* [Task]: From the first row down to the row with "svg-text:7.7: 7.7 (222, 163, 245, 181)", write the rows out again with "bbox" replaced by "bounding box" and nothing else changed.

--*--

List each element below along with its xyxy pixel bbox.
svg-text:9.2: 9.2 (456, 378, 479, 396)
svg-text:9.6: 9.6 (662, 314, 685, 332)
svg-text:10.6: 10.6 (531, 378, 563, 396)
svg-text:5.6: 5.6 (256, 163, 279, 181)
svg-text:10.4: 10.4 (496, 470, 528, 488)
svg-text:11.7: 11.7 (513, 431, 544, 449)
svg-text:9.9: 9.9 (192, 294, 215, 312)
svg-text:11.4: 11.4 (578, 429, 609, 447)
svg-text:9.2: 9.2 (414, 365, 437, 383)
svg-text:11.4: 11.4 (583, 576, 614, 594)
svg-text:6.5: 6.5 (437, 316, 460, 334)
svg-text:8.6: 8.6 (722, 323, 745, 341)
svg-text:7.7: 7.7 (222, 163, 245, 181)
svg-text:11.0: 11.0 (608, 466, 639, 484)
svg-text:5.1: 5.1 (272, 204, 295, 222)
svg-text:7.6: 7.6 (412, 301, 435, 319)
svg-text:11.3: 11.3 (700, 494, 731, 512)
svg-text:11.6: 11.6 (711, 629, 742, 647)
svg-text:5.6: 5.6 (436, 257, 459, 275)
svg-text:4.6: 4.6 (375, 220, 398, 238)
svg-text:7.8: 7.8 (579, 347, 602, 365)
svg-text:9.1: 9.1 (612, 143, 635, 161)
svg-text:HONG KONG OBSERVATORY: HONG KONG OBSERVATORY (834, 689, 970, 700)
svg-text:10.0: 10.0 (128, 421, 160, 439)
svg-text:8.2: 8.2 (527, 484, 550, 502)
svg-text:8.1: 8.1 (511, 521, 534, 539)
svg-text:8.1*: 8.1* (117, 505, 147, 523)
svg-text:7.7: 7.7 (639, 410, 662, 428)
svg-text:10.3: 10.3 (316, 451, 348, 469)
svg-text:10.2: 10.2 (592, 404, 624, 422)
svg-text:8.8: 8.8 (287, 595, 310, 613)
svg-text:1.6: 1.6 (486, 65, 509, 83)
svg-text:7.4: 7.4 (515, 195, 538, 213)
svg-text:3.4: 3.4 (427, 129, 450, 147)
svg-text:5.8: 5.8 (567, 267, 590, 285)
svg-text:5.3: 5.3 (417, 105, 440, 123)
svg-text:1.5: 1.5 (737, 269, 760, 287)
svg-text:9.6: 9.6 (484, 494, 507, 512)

--*--

* [Solution to this exercise]:
List each element below along with its xyxy pixel bounding box.
svg-text:9.2: 9.2 (456, 378, 479, 396)
svg-text:9.6: 9.6 (662, 314, 685, 332)
svg-text:10.6: 10.6 (531, 378, 563, 396)
svg-text:5.6: 5.6 (256, 163, 279, 181)
svg-text:10.4: 10.4 (496, 470, 528, 488)
svg-text:11.7: 11.7 (513, 431, 544, 449)
svg-text:9.9: 9.9 (192, 294, 215, 312)
svg-text:11.4: 11.4 (578, 429, 609, 447)
svg-text:9.2: 9.2 (414, 365, 437, 383)
svg-text:11.4: 11.4 (583, 576, 614, 594)
svg-text:6.5: 6.5 (437, 316, 460, 334)
svg-text:8.6: 8.6 (722, 323, 745, 341)
svg-text:7.7: 7.7 (222, 163, 245, 181)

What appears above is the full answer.